(Problem statement)
Locate all lines with the word "color". Copy them.

* Start *

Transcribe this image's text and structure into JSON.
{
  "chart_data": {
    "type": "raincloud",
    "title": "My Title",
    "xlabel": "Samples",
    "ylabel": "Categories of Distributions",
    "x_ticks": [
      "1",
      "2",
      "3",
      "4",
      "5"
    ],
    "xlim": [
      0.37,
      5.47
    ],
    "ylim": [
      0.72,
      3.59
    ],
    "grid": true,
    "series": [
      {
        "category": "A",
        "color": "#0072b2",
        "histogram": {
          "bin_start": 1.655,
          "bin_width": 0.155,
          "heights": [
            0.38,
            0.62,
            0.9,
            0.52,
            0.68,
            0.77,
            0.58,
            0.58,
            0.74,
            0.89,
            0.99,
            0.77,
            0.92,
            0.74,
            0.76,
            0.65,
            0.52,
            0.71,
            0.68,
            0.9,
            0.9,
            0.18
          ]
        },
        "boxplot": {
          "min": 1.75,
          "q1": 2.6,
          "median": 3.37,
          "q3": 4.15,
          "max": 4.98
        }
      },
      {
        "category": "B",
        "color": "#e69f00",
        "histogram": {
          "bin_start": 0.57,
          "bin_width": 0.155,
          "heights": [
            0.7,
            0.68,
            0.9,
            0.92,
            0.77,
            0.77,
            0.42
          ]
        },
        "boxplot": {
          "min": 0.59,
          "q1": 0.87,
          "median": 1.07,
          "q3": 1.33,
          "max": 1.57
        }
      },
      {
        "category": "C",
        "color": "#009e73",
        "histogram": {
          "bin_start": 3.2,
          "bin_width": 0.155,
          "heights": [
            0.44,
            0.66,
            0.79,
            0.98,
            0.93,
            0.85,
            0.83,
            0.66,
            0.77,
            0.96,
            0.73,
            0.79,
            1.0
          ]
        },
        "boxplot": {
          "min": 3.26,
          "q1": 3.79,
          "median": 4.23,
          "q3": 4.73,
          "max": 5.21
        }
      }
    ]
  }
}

* End *

(Answer for the task)
        "color": "#0072b2",
        "color": "#e69f00",
        "color": "#009e73",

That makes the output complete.